> **Daftar Tugas**:
A) Sunting teks tentang gempa di Jakarta dari "Jakarta – Guncangan" sampai "di Segmen Citarum.", dengan mengganti "Segmen Citarum" menjadi "Segmen Cimandiri", lalu tuliskan hasilnya.
B) Jawab pertanyaan berikut berdasarkan teks tentang gempa di Jakarta:
(i) Berapa kedalaman pusat gempa pada Rabu (20/8/2025)?
(ii) Di mana pusat gempa besar pada 10 Oktober 1834?
(iii) Surat kabar apa yang melaporkan kerusakan akibat gempa 1834?
C) Lanjutkan teks tentang sejarah gempa di Jakarta mulai dari kalimat terakhirnya.

> **Teks Sumber**:
Jakarta – Guncangan gempa bumi yang terasa hingga Jakarta pada Rabu (20/8/2025) lalu, menjadi pengingat akan ancaman nyata yang dihadapi ibu kota. Badan Meteorologi Klimatologi dan Geofisika (BMKG) mengungkapkan bahwa gempa berkekuatan M4,9 tersebut disebabkan oleh aktivitas Sesar Naik Busur Belakang Jawa Barat, tepatnya di Segmen Citarum.
BMKG mencatat pusat gempa berada pada koordinat 6.52 LS dan 107.25 BT, berlokasi di darat sekitar 19 km Tenggara Kabupaten Bekasi, Jawa Barat, dengan kedalaman 10 km.
Jakarta dan sekitarnya, yang kini menjadi rumah bagi jutaan penduduk, memiliki catatan sejarah gempa yang panjang. Ratusan tahun lalu, wilayah ini telah mengalami beberapa kali guncangan dahsyat. Salah satunya adalah gempa besar yang terjadi 191 tahun silam, yang meratakan banyak bangunan kokoh di Batavia, termasuk rumah-rumah mewah dan istana pejabat kolonial.
Gempa besar pada 10 Oktober 1834, berpusat di Megamendung, Bogor, dan getarannya terasa hingga Jakarta. Saat itu, penyebab gempa belum diketahui. Namun, penelitian modern mengungkap bahwa gempa tersebut dipicu oleh aktivitas Sesar Baribis.
Sebuah penelitian kolaborasi antara ITB, BMKG, dan beberapa universitas lain yang berjudul “Implications for Fault Locking South of Jakarta from an Investigation of Seismic Activity along the Baribis Fault, Northwestern Java, Indonesia (2022)” mengungkapkan bahwa gempa bumi yang merusak Batavia pada tahun 1699, 1780, dan 1834 terkait dengan Sesar Baribis. “Sejarah menunjukkan bangunan di Batavia (kini Jakarta) pernah hancur oleh gempa bumi yang merusak pada 1699, 1780, dan 1834. Dua gempa terakhir terkait Sesar Baribis,” tulis riset tersebut.
Sesar Baribis membentang dari Purwakarta, Cibatu (Bekasi), Tangerang, hingga Rangkasbitung. Jika ditarik garis lurus dari Cibatu ke Tangerang, sesar ini diperkirakan melewati sejumlah kecamatan di Jakarta, seperti Cipayung, Ciracas, Pasar Rebo, dan Jagakarsa.
Besaran gempa 1834 tidak diketahui secara pasti, tetapi dampaknya yang merusak mengindikasikan magnitud yang cukup besar.
Menurut laporan Javasche Courant (22 November 1834), guncangan tersebut menyebabkan kerusakan parah pada banyak bangunan di Jakarta, Bogor (dulu Buitenzorg), dan kawasan sekitarnya seperti Pondok Gede, Citeureup, Cilangkap, Kranggan, Cimanggis, dan Pondok Cina. Bahkan, satu desa di daerah Cipanas rata dengan tanah.

> **Bahan Sumber**:
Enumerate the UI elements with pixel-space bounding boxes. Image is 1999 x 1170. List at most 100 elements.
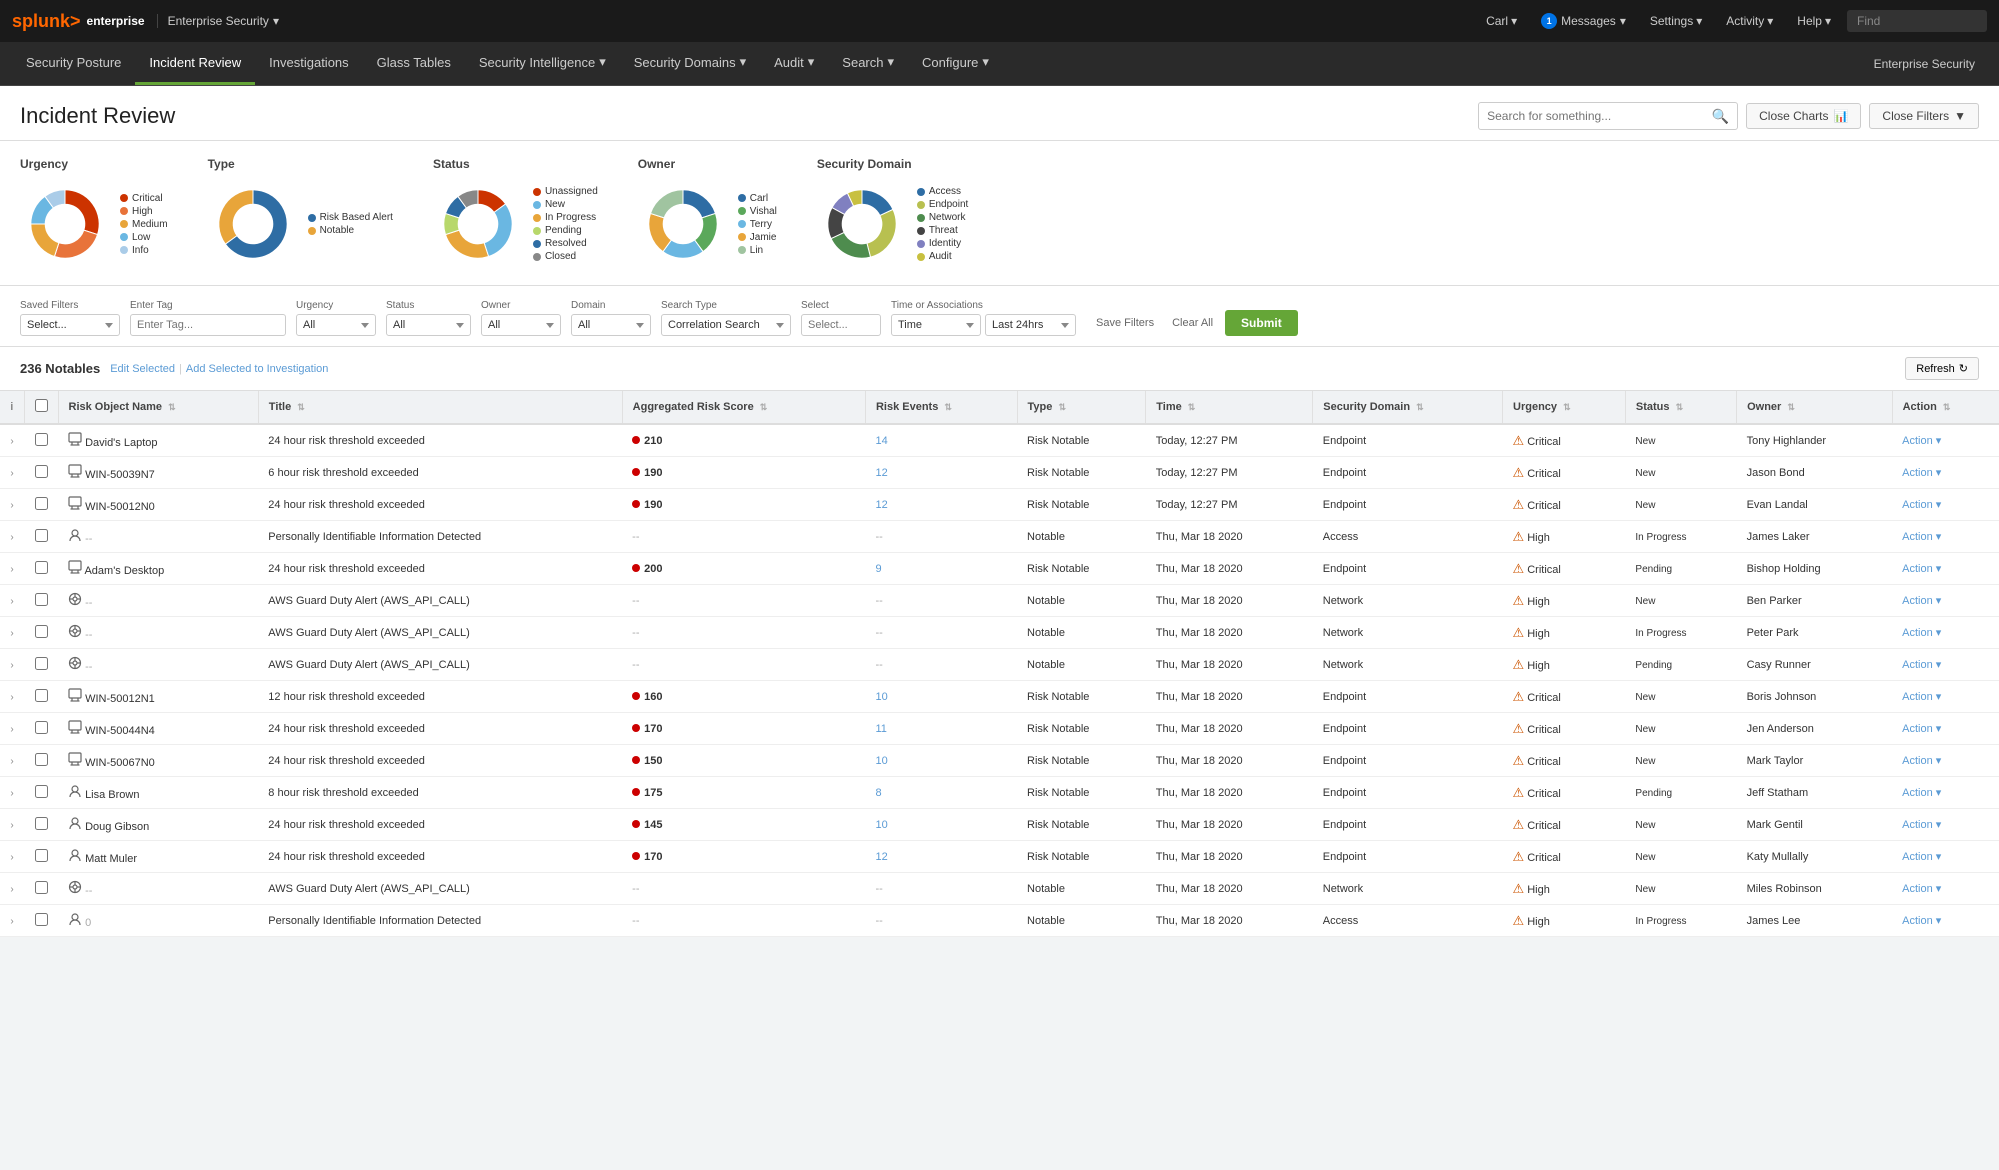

> **Hasil**:
A)
Jakarta – Guncangan gempa bumi yang terasa hingga Jakarta pada Rabu (20/8/2025) lalu, menjadi pengingat akan ancaman nyata yang dihadapi ibu kota. Badan Meteorologi Klimatologi dan Geofisika (BMKG) mengungkapkan bahwa gempa berkekuatan M4,9 tersebut disebabkan oleh aktivitas Sesar Naik Busur Belakang Jawa Barat, tepatnya di Segmen Cimandiri.

B)
(i) 10 km.
(ii) Di Megamendung, Bogor.
(iii) Javasche Courant, dalam laporan tanggal 22 November 1834.

C)
Kerusakan tidak hanya menimpa rumah warga dengan fondasi sederhana, tetapi juga hunian megah dan istana pejabat yang memiliki fondasi kuat.
Salah satu korbannya adalah Agustijn Michels, seorang tokoh terkaya di Hindia Belanda. Kekayaannya berasal dari tanah luas yang dimilikinya di Bogor dan Bekasi, yang membentang dari Nambo, Cipanas, Ciputri, Cibarusah, Naggewer, hingga pinggiran Jakarta.
Sejarawan de Haan dalam De Laatste der Mardijkers (1917) mencatat bahwa luas tanah Michels diperkirakan setara dengan Provinsi Utrecht di Belanda, yaitu sekitar 1.449 km² atau 144 ribu hektare.
Di atas tanahnya, terdapat sarang burung walet, perkebunan, dan tambang emas. Namun, pada gempa 1834, Michels menderita kerugian besar. Koran Javasche Courant (15 Oktober 1834) melaporkan bahwa rumah besar miliknya di Citeureup runtuh hingga rata dengan tanah.
Reruntuhan bahkan menimpa seorang pemuda. Selain itu, tanah-tanah miliknya juga longsor dan retak akibat guncangan.
Istana Buitenzorg, kediaman resmi Gubernur Jenderal Hindia Belanda, juga ikut roboh. Padahal, bangunan megah yang berdiri sejak 1744 itu dikenal sangat kokoh.
“Bagian utara yang jadi pusat aktivitas, dinding luar sayap timur, dan dinding utara runtuh saat gempa bumi. Tidak ada bagian bangunan yang indah yang selamat. Semua rusak parah hingga harus dihancurkan,” ungkap Javasche Courant (22 Oktober 1834).
Pemerintah kolonial kemudian membangun kembali istana tersebut dengan desain yang berbeda, yang kemudian dikenal sebagai Istana Bogor.
Bangunan berbahan beton yang dikenal kokoh juga hancur. Harian Javasche Courant (22 Oktober 1834) mengungkap bahwa rumah tinggal yang dibangun pada 1821 dan gudang di pasar yang dibangun dari beton runtuh total.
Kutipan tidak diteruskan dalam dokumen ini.